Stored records
--- Start ---

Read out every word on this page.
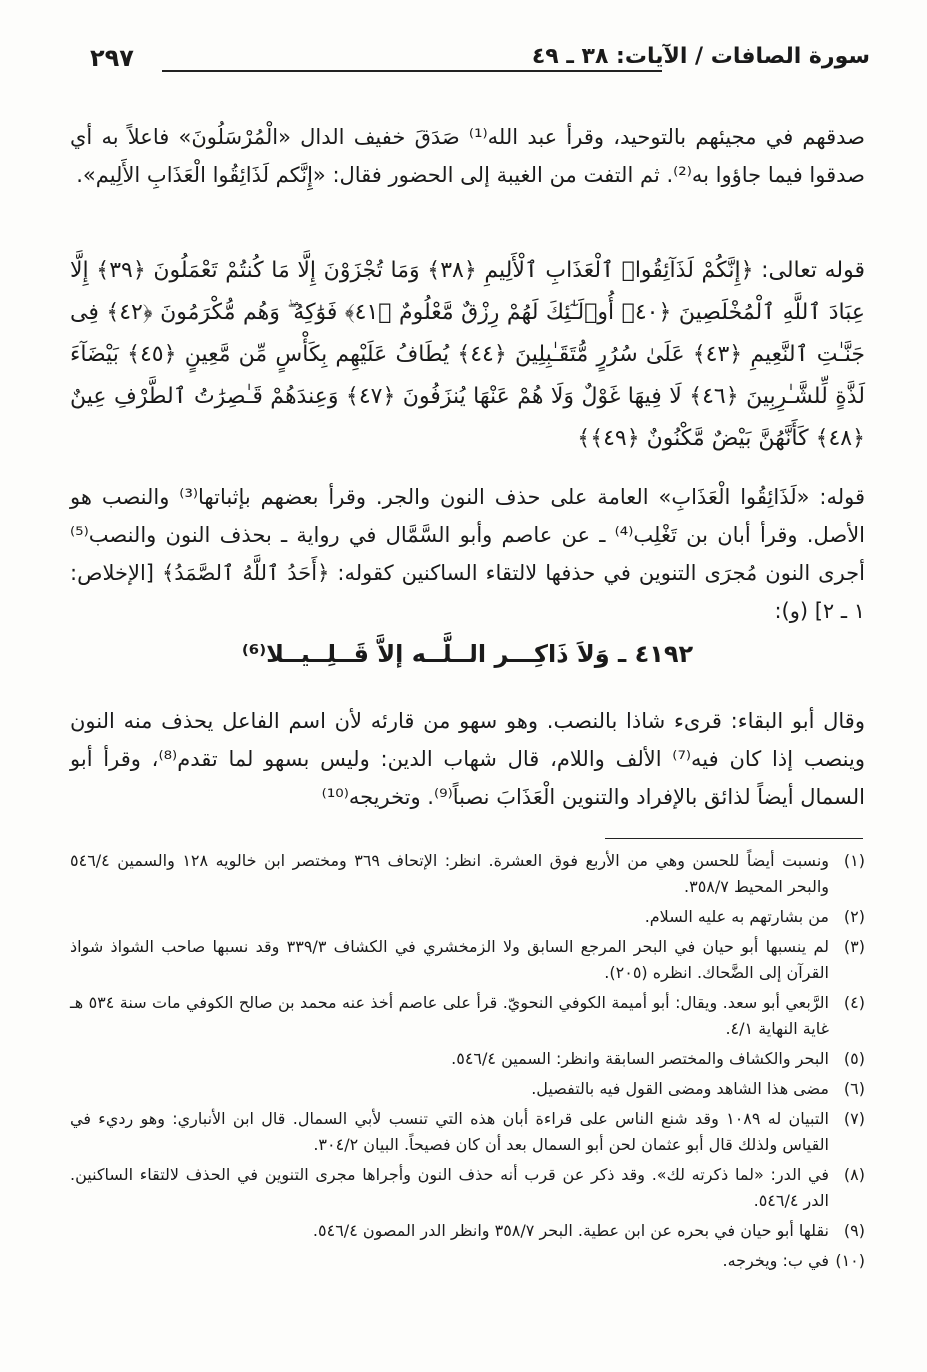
٢٩٧	سورة الصافات / الآيات: ٣٨ ـ ٤٩
صدقهم في مجيئهم بالتوحيد، وقرأ عبد الله⁽¹⁾ صَدَقَ خفيف الدال «الْمُرْسَلُونَ» فاعلاً به أي صدقوا فيما جاؤوا به⁽²⁾. ثم التفت من الغيبة إلى الحضور فقال: «إِنَّكم لَذَائِقُوا الْعَذَابِ الأَلِيم».
قوله تعالى: ﴿إِنَّكُمْ لَذَآئِقُوا۟ ٱلْعَذَابِ ٱلْأَلِيمِ ﴿٣٨﴾ وَمَا تُجْزَوْنَ إِلَّا مَا كُنتُمْ تَعْمَلُونَ ﴿٣٩﴾ إِلَّا عِبَادَ ٱللَّهِ ٱلْمُخْلَصِينَ ﴿٤٠﴾ أُو۟لَـٰٓئِكَ لَهُمْ رِزْقٌ مَّعْلُومٌ ﴿٤١﴾ فَوَٰكِهُ ۖ وَهُم مُّكْرَمُونَ ﴿٤٢﴾ فِى جَنَّـٰتِ ٱلنَّعِيمِ ﴿٤٣﴾ عَلَىٰ سُرُرٍ مُّتَقَـٰبِلِينَ ﴿٤٤﴾ يُطَافُ عَلَيْهِم بِكَأْسٍ مِّن مَّعِينٍ ﴿٤٥﴾ بَيْضَآءَ لَذَّةٍ لِّلشَّـٰرِبِينَ ﴿٤٦﴾ لَا فِيهَا غَوْلٌ وَلَا هُمْ عَنْهَا يُنزَفُونَ ﴿٤٧﴾ وَعِندَهُمْ قَـٰصِرَٰتُ ٱلطَّرْفِ عِينٌ ﴿٤٨﴾ كَأَنَّهُنَّ بَيْضٌ مَّكْنُونٌ ﴿٤٩﴾﴾
قوله: «لَذَائِقُوا الْعَذَابِ» العامة على حذف النون والجر. وقرأ بعضهم بإثباتها⁽³⁾ والنصب هو الأصل. وقرأ أبان بن تَغْلِب⁽⁴⁾ ـ عن عاصم وأبو السَّمَّال في رواية ـ بحذف النون والنصب⁽⁵⁾ أجرى النون مُجرَى التنوين في حذفها لالتقاء الساكنين كقوله: ﴿أَحَدُ ٱللَّهُ ٱلصَّمَدُ﴾ [الإخلاص: ١ ـ ٢] (و):
٤١٩٢ ـ وَلاَ ذَاكِـــر الــلَّــه إلاَّ قَــلِــيــلا⁽⁶⁾
وقال أبو البقاء: قرىء شاذا بالنصب. وهو سهو من قارئه لأن اسم الفاعل يحذف منه النون وينصب إذا كان فيه⁽⁷⁾ الألف واللام، قال شهاب الدين: وليس بسهو لما تقدم⁽⁸⁾، وقرأ أبو السمال أيضاً لذائق بالإفراد والتنوين الْعَذَابَ نصباً⁽⁹⁾. وتخريجه⁽¹⁰⁾
(١)
ونسبت أيضاً للحسن وهي من الأربع فوق العشرة. انظر: الإتحاف ٣٦٩ ومختصر ابن خالويه ١٢٨ والسمين ٥٤٦/٤ والبحر المحيط ٣٥٨/٧.
(٢)
من بشارتهم به عليه السلام.
(٣)
لم ينسبها أبو حيان في البحر المرجع السابق ولا الزمخشري في الكشاف ٣٣٩/٣ وقد نسبها صاحب الشواذ شواذ القرآن إلى الضَّحاك. انظره (٢٠٥).
(٤)
الرَّبعي أبو سعد. ويقال: أبو أميمة الكوفي النحويّ. قرأ على عاصم أخذ عنه محمد بن صالح الكوفي مات سنة ٥٣٤ هـ غاية النهاية ٤/١.
(٥)
البحر والكشاف والمختصر السابقة وانظر: السمين ٥٤٦/٤.
(٦)
مضى هذا الشاهد ومضى القول فيه بالتفصيل.
(٧)
التبيان له ١٠٨٩ وقد شنع الناس على قراءة أبان هذه التي تنسب لأبي السمال. قال ابن الأنباري: وهو رديء في القياس ولذلك قال أبو عثمان لحن أبو السمال بعد أن كان فصيحاً. البيان ٣٠٤/٢.
(٨)
في الدر: «لما ذكرته لك». وقد ذكر عن قرب أنه حذف النون وأجراها مجرى التنوين في الحذف لالتقاء الساكنين. الدر ٥٤٦/٤.
(٩)
نقلها أبو حيان في بحره عن ابن عطية. البحر ٣٥٨/٧ وانظر الدر المصون ٥٤٦/٤.
(١٠)
في ب: ويخرجه.
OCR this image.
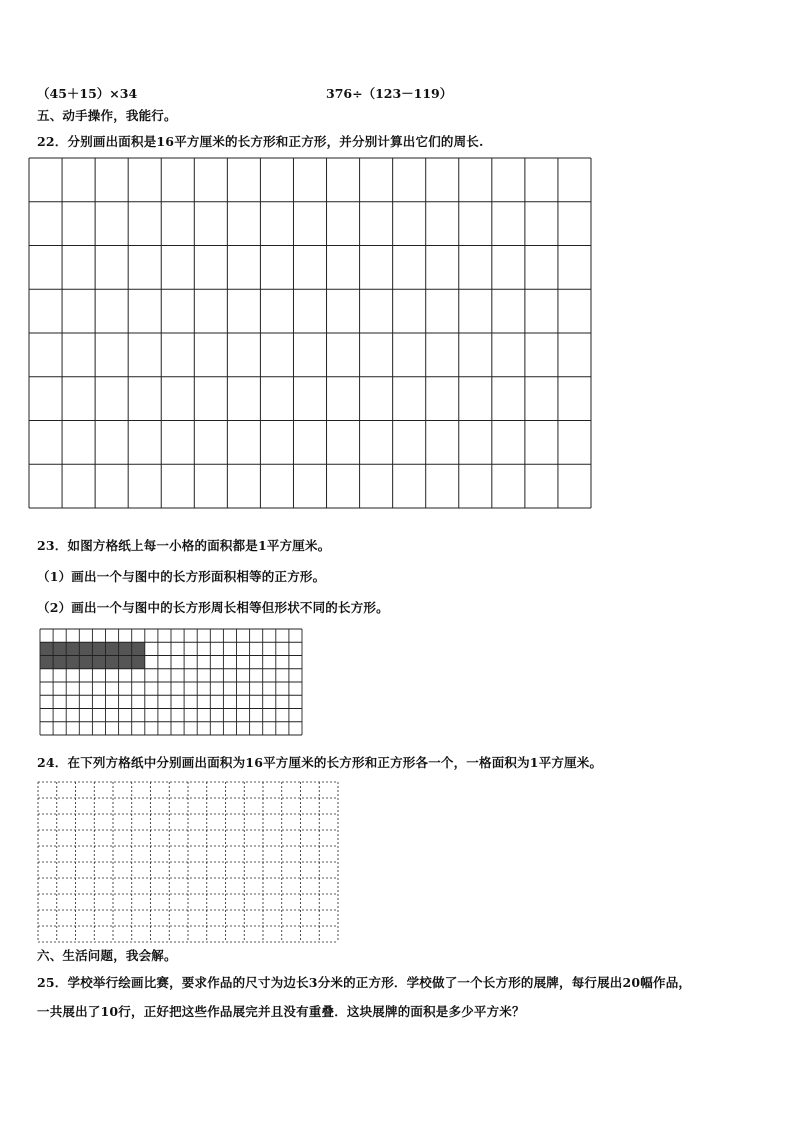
（45＋15）×34	376÷（123－119）
五、动手操作，我能行。
22．分别画出面积是16平方厘米的长方形和正方形，并分别计算出它们的周长.
23．如图方格纸上每一小格的面积都是1平方厘米。
（1）画出一个与图中的长方形面积相等的正方形。
（2）画出一个与图中的长方形周长相等但形状不同的长方形。
24．在下列方格纸中分别画出面积为16平方厘米的长方形和正方形各一个，一格面积为1平方厘米。
六、生活问题，我会解。
25．学校举行绘画比赛，要求作品的尺寸为边长3分米的正方形．学校做了一个长方形的展牌，每行展出20幅作品，
一共展出了10行，正好把这些作品展完并且没有重叠．这块展牌的面积是多少平方米？
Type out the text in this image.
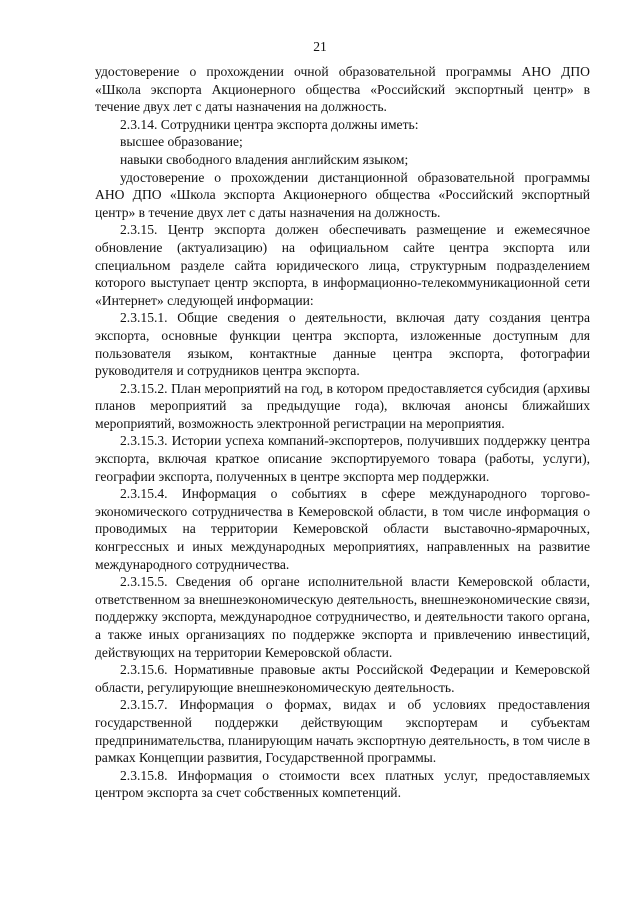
21

удостоверение о прохождении очной образовательной программы АНО ДПО «Школа экспорта Акционерного общества «Российский экспортный центр» в течение двух лет с даты назначения на должность.

2.3.14. Сотрудники центра экспорта должны иметь:

высшее образование;

навыки свободного владения английским языком;

удостоверение о прохождении дистанционной образовательной программы АНО ДПО «Школа экспорта Акционерного общества «Российский экспортный центр» в течение двух лет с даты назначения на должность.

2.3.15. Центр экспорта должен обеспечивать размещение и ежемесячное обновление (актуализацию) на официальном сайте центра экспорта или специальном разделе сайта юридического лица, структурным подразделением которого выступает центр экспорта, в информационно-телекоммуникационной сети «Интернет» следующей информации:

2.3.15.1. Общие сведения о деятельности, включая дату создания центра экспорта, основные функции центра экспорта, изложенные доступным для пользователя языком, контактные данные центра экспорта, фотографии руководителя и сотрудников центра экспорта.

2.3.15.2. План мероприятий на год, в котором предоставляется субсидия (архивы планов мероприятий за предыдущие года), включая анонсы ближайших мероприятий, возможность электронной регистрации на мероприятия.

2.3.15.3. Истории успеха компаний-экспортеров, получивших поддержку центра экспорта, включая краткое описание экспортируемого товара (работы, услуги), географии экспорта, полученных в центре экспорта мер поддержки.

2.3.15.4. Информация о событиях в сфере международного торгово-экономического сотрудничества в Кемеровской области, в том числе информация о проводимых на территории Кемеровской области выставочно-ярмарочных, конгрессных и иных международных мероприятиях, направленных на развитие международного сотрудничества.

2.3.15.5. Сведения об органе исполнительной власти Кемеровской области, ответственном за внешнеэкономическую деятельность, внешнеэкономические связи, поддержку экспорта, международное сотрудничество, и деятельности такого органа, а также иных организациях по поддержке экспорта и привлечению инвестиций, действующих на территории Кемеровской области.

2.3.15.6. Нормативные правовые акты Российской Федерации и Кемеровской области, регулирующие внешнеэкономическую деятельность.

2.3.15.7. Информация о формах, видах и об условиях предоставления государственной поддержки действующим экспортерам и субъектам предпринимательства, планирующим начать экспортную деятельность, в том числе в рамках Концепции развития, Государственной программы.

2.3.15.8. Информация о стоимости всех платных услуг, предоставляемых центром экспорта за счет собственных компетенций.
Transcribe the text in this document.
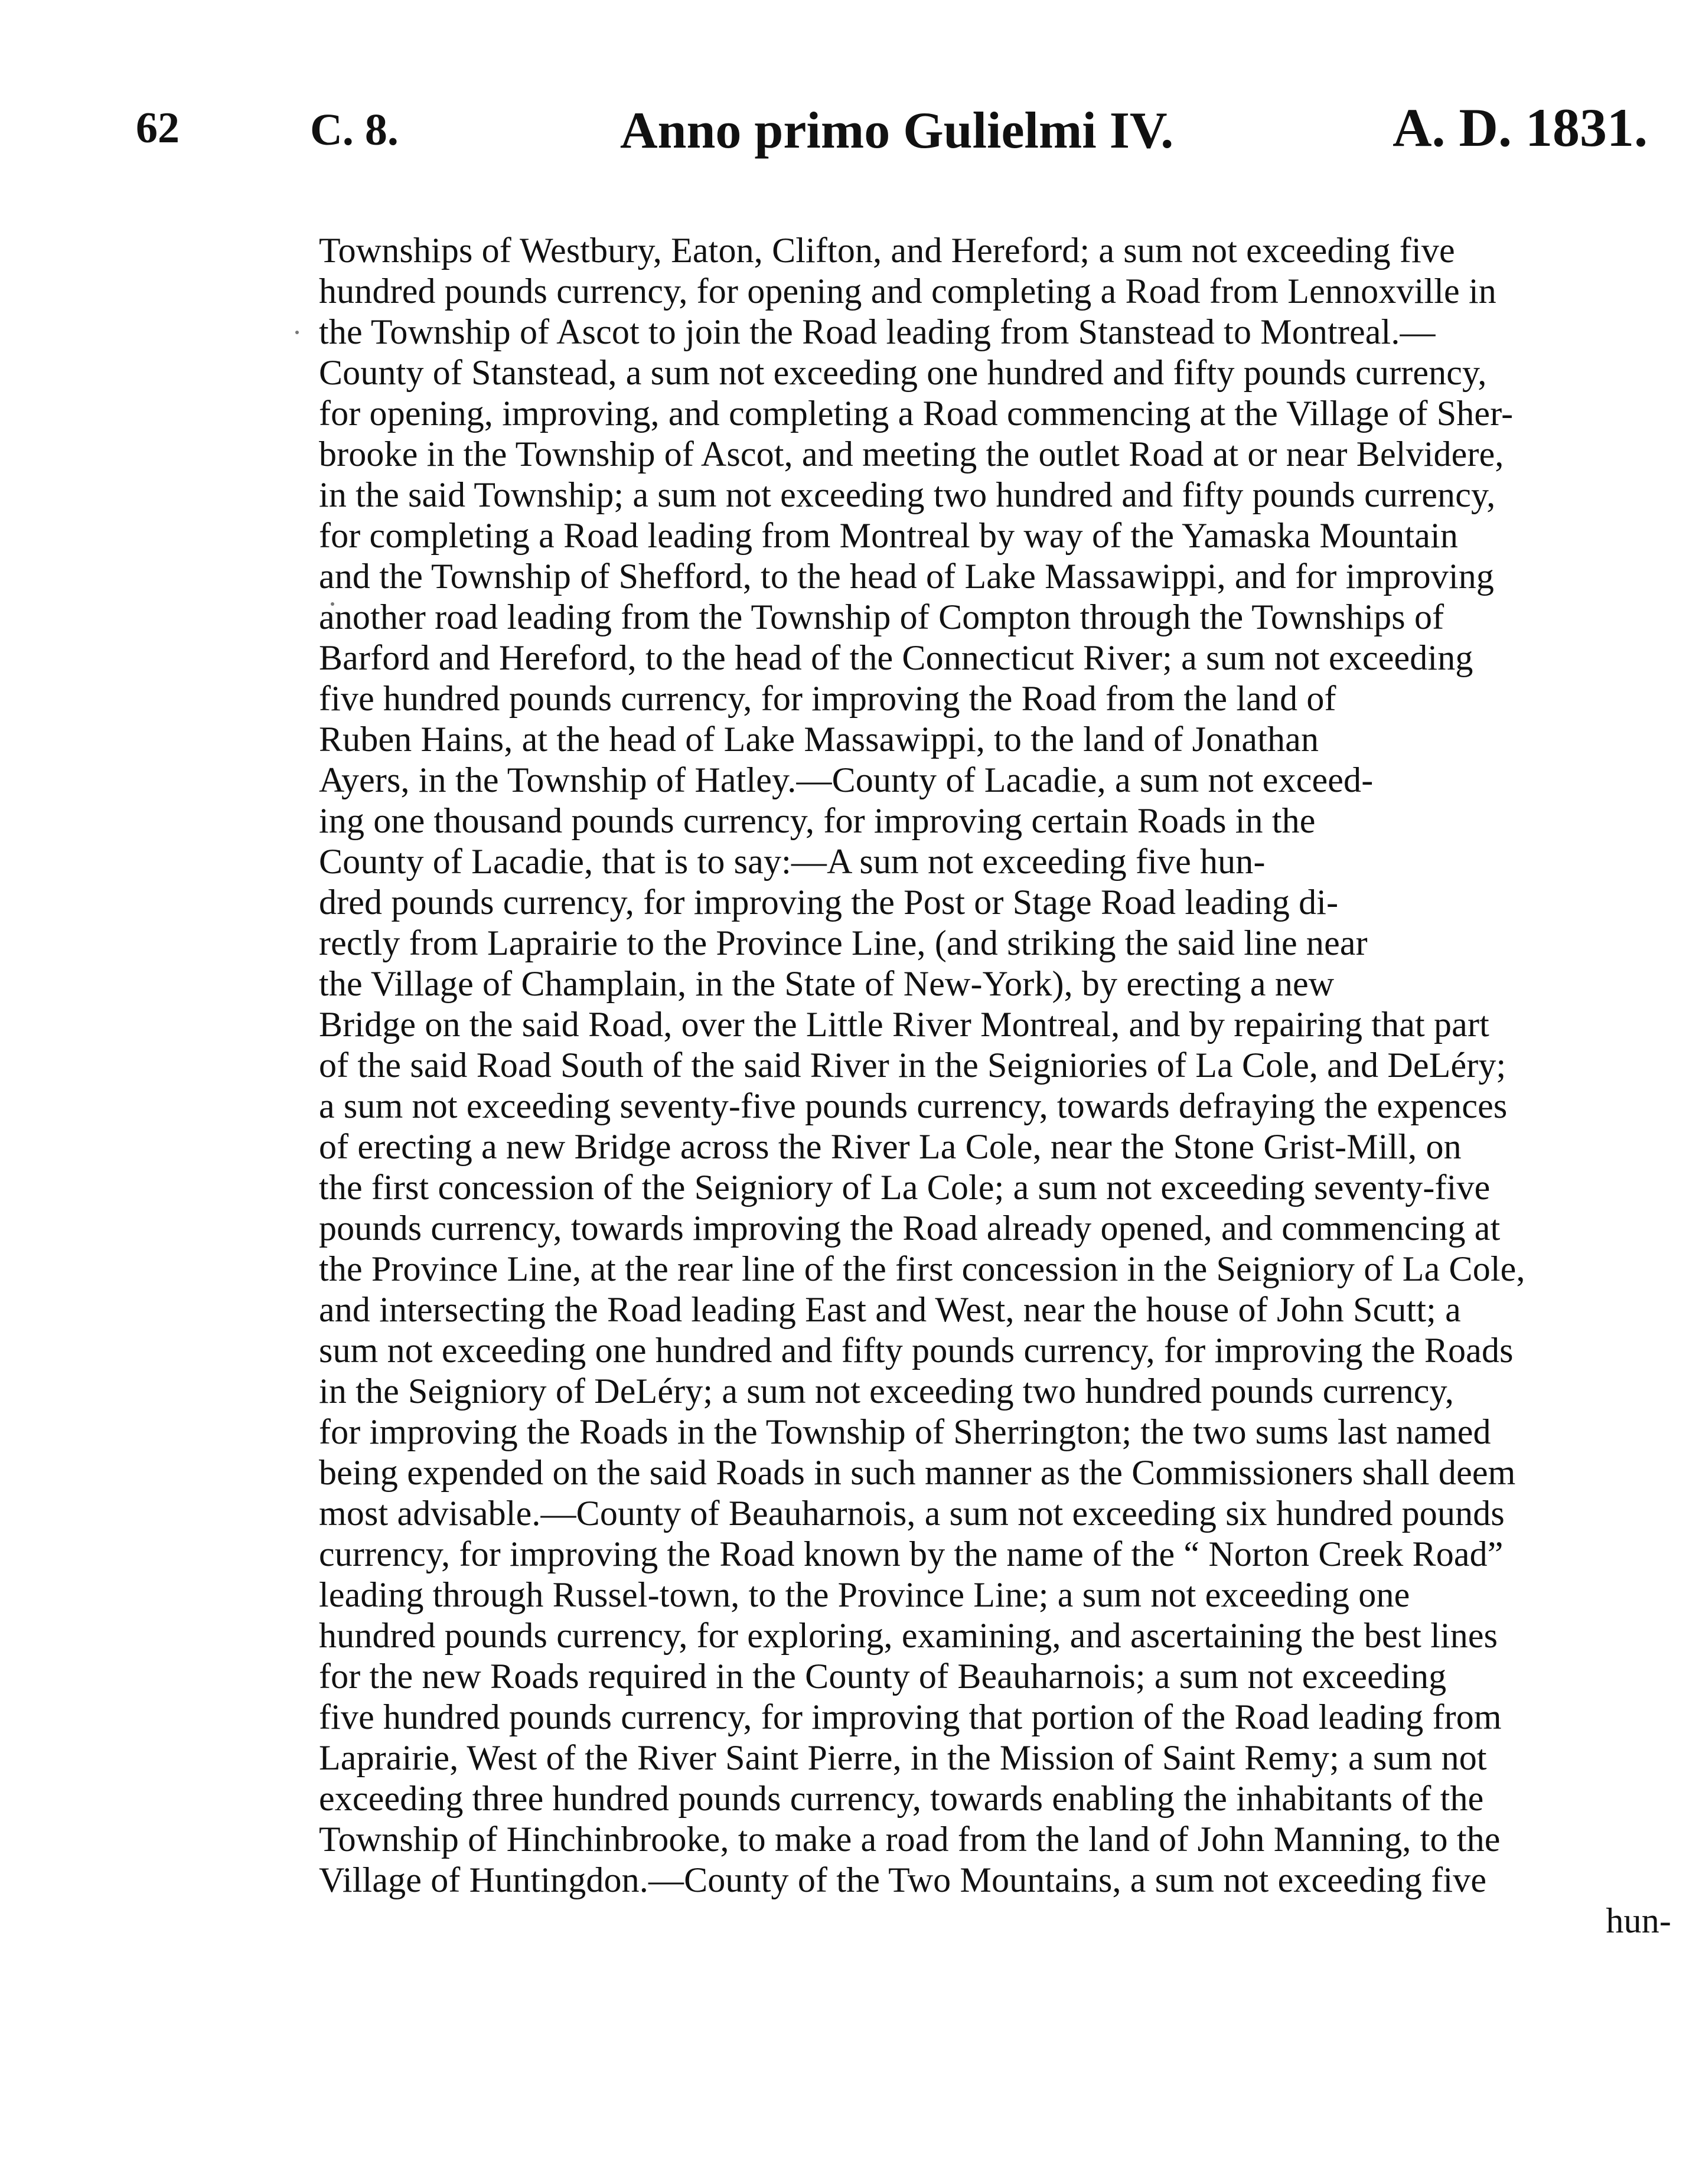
62	C. 8.	Anno primo Gulielmi IV.	A. D. 1831.
Townships of Westbury, Eaton, Clifton, and Hereford; a sum not exceeding five
hundred pounds currency, for opening and completing a Road from Lennoxville in
the Township of Ascot to join the Road leading from Stanstead to Montreal.—
County of Stanstead, a sum not exceeding one hundred and fifty pounds currency,
for opening, improving, and completing a Road commencing at the Village of Sher-
brooke in the Township of Ascot, and meeting the outlet Road at or near Belvidere,
in the said Township; a sum not exceeding two hundred and fifty pounds currency,
for completing a Road leading from Montreal by way of the Yamaska Mountain
and the Township of Shefford, to the head of Lake Massawippi, and for improving
another road leading from the Township of Compton through the Townships of
Barford and Hereford, to the head of the Connecticut River; a sum not exceeding
five hundred pounds currency, for improving the Road from the land of
Ruben Hains, at the head of Lake Massawippi, to the land of Jonathan
Ayers, in the Township of Hatley.—County of Lacadie, a sum not exceed-
ing one thousand pounds currency, for improving certain Roads in the
County of Lacadie, that is to say:—A sum not exceeding five hun-
dred pounds currency, for improving the Post or Stage Road leading di-
rectly from Laprairie to the Province Line, (and striking the said line near
the Village of Champlain, in the State of New-York), by erecting a new
Bridge on the said Road, over the Little River Montreal, and by repairing that part
of the said Road South of the said River in the Seigniories of La Cole, and DeLéry;
a sum not exceeding seventy-five pounds currency, towards defraying the expences
of erecting a new Bridge across the River La Cole, near the Stone Grist-Mill, on
the first concession of the Seigniory of La Cole; a sum not exceeding seventy-five
pounds currency, towards improving the Road already opened, and commencing at
the Province Line, at the rear line of the first concession in the Seigniory of La Cole,
and intersecting the Road leading East and West, near the house of John Scutt; a
sum not exceeding one hundred and fifty pounds currency, for improving the Roads
in the Seigniory of DeLéry; a sum not exceeding two hundred pounds currency,
for improving the Roads in the Township of Sherrington; the two sums last named
being expended on the said Roads in such manner as the Commissioners shall deem
most advisable.—County of Beauharnois, a sum not exceeding six hundred pounds
currency, for improving the Road known by the name of the “ Norton Creek Road”
leading through Russel-town, to the Province Line; a sum not exceeding one
hundred pounds currency, for exploring, examining, and ascertaining the best lines
for the new Roads required in the County of Beauharnois; a sum not exceeding
five hundred pounds currency, for improving that portion of the Road leading from
Laprairie, West of the River Saint Pierre, in the Mission of Saint Remy; a sum not
exceeding three hundred pounds currency, towards enabling the inhabitants of the
Township of Hinchinbrooke, to make a road from the land of John Manning, to the
Village of Huntingdon.—County of the Two Mountains, a sum not exceeding five
hun-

--- End ---

● Task directions
Count the lines in the records above that contain the word "Российский", and give only that number.

● Solution to this problem
2